**What to produce**. Copy out the rows below word for word, starting at the first row and ending with the row that contains "x-tick-label: 23 bbox=[748, 555, 762, 570]". Include both of those rows and nothing after them.

═══ Data for the task ═══

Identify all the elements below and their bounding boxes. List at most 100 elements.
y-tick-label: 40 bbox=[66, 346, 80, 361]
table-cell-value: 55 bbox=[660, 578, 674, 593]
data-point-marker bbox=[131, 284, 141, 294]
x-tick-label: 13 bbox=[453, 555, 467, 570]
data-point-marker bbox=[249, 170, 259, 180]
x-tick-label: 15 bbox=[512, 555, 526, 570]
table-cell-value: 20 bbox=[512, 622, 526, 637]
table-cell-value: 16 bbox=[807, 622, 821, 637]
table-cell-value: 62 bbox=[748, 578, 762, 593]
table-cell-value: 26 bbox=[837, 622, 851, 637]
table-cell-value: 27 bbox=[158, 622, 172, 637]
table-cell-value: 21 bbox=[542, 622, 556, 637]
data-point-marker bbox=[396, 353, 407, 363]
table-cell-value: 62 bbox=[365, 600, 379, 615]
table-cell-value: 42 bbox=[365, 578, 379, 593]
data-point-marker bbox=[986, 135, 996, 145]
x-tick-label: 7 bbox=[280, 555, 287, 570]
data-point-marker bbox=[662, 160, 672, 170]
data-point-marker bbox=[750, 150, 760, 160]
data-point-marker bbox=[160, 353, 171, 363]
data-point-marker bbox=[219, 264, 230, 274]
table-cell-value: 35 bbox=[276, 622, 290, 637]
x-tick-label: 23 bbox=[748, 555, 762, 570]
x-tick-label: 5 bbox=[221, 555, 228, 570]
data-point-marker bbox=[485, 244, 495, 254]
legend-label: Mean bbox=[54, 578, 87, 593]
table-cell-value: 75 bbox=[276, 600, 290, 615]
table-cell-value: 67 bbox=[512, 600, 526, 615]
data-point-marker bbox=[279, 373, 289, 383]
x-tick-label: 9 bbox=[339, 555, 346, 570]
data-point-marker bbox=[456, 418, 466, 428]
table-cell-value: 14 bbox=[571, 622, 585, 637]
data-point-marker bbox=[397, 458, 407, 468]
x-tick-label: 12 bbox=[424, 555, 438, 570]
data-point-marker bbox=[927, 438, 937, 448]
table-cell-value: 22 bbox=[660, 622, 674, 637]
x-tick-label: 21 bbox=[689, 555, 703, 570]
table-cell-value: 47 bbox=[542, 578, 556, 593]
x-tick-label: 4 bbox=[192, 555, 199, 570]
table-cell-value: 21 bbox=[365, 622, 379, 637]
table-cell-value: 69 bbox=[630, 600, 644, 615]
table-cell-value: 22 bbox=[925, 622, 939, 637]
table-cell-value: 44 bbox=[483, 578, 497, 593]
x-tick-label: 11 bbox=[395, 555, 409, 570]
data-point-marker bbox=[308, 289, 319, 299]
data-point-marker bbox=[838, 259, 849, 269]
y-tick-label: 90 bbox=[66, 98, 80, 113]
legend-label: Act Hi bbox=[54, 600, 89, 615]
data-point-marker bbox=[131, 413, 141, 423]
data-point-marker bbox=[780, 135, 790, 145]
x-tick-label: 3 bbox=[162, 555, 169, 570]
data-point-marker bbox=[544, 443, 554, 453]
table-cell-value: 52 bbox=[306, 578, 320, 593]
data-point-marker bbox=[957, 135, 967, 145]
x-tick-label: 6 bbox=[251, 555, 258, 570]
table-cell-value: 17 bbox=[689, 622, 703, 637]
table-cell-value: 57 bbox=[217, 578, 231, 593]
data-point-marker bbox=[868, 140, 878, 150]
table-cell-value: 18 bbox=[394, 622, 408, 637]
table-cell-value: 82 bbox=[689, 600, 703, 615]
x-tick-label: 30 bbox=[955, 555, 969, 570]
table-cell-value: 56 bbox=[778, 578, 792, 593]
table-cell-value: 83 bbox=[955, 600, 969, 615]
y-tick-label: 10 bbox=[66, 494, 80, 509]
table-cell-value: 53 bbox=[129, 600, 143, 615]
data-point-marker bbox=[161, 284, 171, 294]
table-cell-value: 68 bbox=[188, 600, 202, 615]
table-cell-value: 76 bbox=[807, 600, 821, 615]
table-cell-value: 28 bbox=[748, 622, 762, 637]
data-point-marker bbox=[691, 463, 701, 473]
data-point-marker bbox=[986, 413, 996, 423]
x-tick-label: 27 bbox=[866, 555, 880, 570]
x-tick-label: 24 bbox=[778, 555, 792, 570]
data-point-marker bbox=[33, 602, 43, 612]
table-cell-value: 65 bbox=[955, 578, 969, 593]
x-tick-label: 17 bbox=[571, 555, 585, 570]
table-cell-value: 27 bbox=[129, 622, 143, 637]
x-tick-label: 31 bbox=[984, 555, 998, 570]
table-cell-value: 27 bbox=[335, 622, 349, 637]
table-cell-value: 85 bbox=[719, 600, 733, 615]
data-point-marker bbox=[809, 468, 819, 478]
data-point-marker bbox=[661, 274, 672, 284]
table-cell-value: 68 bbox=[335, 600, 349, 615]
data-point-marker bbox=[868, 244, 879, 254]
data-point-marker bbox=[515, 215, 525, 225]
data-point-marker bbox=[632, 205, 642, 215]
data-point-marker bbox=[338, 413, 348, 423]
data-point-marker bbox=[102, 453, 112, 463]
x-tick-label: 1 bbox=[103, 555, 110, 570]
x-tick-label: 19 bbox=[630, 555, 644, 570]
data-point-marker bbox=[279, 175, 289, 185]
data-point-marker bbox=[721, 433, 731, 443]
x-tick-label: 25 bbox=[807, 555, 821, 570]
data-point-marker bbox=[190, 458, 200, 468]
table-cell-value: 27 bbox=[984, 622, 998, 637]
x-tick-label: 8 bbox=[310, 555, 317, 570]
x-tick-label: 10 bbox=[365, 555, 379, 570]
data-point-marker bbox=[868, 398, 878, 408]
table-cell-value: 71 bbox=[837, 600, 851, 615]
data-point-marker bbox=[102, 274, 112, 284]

═══

**Correct output**.
Identify all the elements below and their bounding boxes. List at most 100 elements.
y-tick-label: 40 bbox=[66, 346, 80, 361]
table-cell-value: 55 bbox=[660, 578, 674, 593]
data-point-marker bbox=[131, 284, 141, 294]
x-tick-label: 13 bbox=[453, 555, 467, 570]
data-point-marker bbox=[249, 170, 259, 180]
x-tick-label: 15 bbox=[512, 555, 526, 570]
table-cell-value: 20 bbox=[512, 622, 526, 637]
table-cell-value: 16 bbox=[807, 622, 821, 637]
table-cell-value: 62 bbox=[748, 578, 762, 593]
table-cell-value: 26 bbox=[837, 622, 851, 637]
table-cell-value: 27 bbox=[158, 622, 172, 637]
table-cell-value: 21 bbox=[542, 622, 556, 637]
data-point-marker bbox=[396, 353, 407, 363]
table-cell-value: 62 bbox=[365, 600, 379, 615]
table-cell-value: 42 bbox=[365, 578, 379, 593]
data-point-marker bbox=[986, 135, 996, 145]
x-tick-label: 7 bbox=[280, 555, 287, 570]
data-point-marker bbox=[662, 160, 672, 170]
data-point-marker bbox=[750, 150, 760, 160]
data-point-marker bbox=[160, 353, 171, 363]
data-point-marker bbox=[219, 264, 230, 274]
table-cell-value: 35 bbox=[276, 622, 290, 637]
x-tick-label: 23 bbox=[748, 555, 762, 570]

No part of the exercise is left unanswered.